- **SET PROBLEM**: Every line of the data that contains the string "code" must be copied.
+-------+
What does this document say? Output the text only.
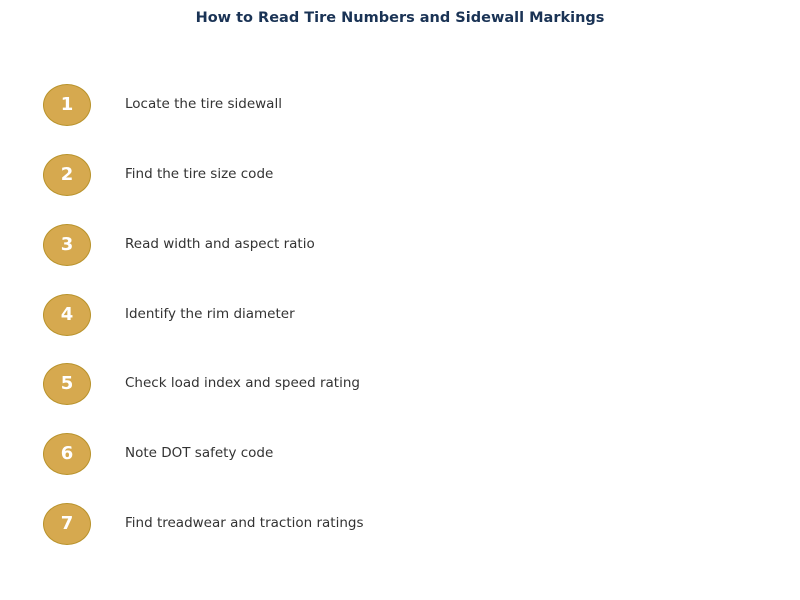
How to Read Tire Numbers and Sidewall Markings
1	Locate the tire sidewall
2	Find the tire size code
3	Read width and aspect ratio
4	Identify the rim diameter
5	Check load index and speed rating
6	Note DOT safety code
7	Find treadwear and traction ratings
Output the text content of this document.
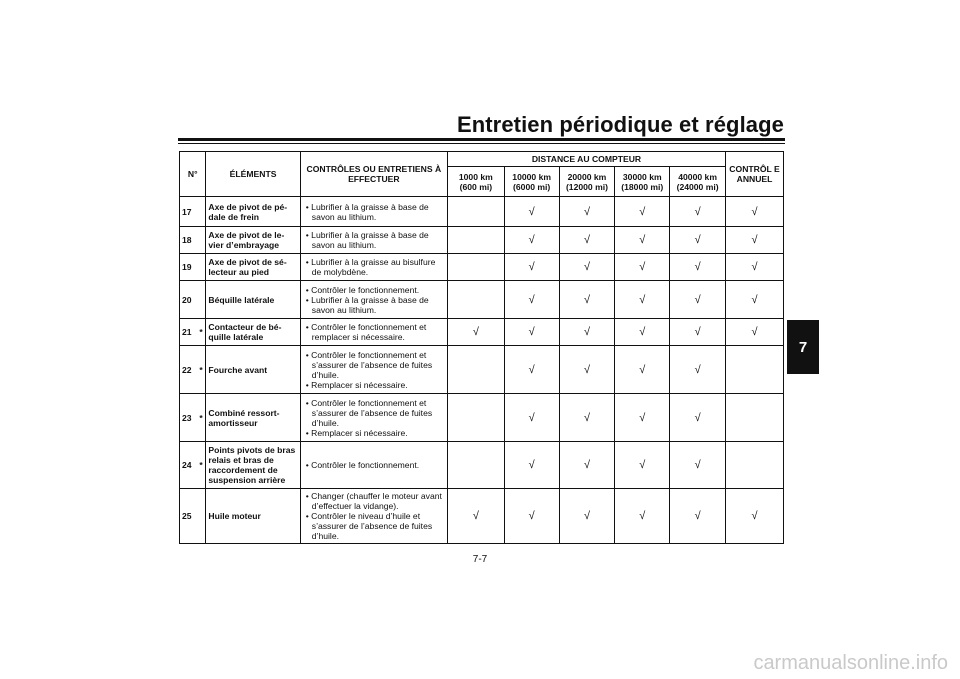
Entretien périodique et réglage
7
N°		ÉLÉMENTS	CONTRÔLES OU ENTRETIENS À EFFECTUER	DISTANCE AU COMPTEUR					CONTRÔL E ANNUEL
				1000 km (600 mi)	10000 km (6000 mi)	20000 km (12000 mi)	30000 km (18000 mi)	40000 km (24000 mi)	
17		Axe de pivot de pé-dale de frein	• Lubrifier à la graisse à base de savon au lithium.		√	√	√	√	√
18		Axe de pivot de le-vier d’embrayage	• Lubrifier à la graisse à base de savon au lithium.		√	√	√	√	√
19		Axe de pivot de sé-lecteur au pied	• Lubrifier à la graisse au bisulfure de molybdène.		√	√	√	√	√
20		Béquille latérale	• Contrôler le fonctionnement.
• Lubrifier à la graisse à base de savon au lithium.		√	√	√	√	√
21	*	Contacteur de bé-quille latérale	• Contrôler le fonctionnement et remplacer si nécessaire.	√	√	√	√	√	√
22	*	Fourche avant	• Contrôler le fonctionnement et s’assurer de l’absence de fuites d’huile.
• Remplacer si nécessaire.		√	√	√	√	
23	*	Combiné ressort-amortisseur	• Contrôler le fonctionnement et s’assurer de l’absence de fuites d’huile.
• Remplacer si nécessaire.		√	√	√	√	
24	*	Points pivots de bras relais et bras de raccordement de suspension arrière	• Contrôler le fonctionnement.		√	√	√	√	
25		Huile moteur	• Changer (chauffer le moteur avant d’effectuer la vidange).
• Contrôler le niveau d’huile et s’assurer de l’absence de fuites d’huile.	√	√	√	√	√	√
7-7
carmanualsonline.info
+-------+
- **RESULT**:
2	Find the tire size code
6	Note DOT safety code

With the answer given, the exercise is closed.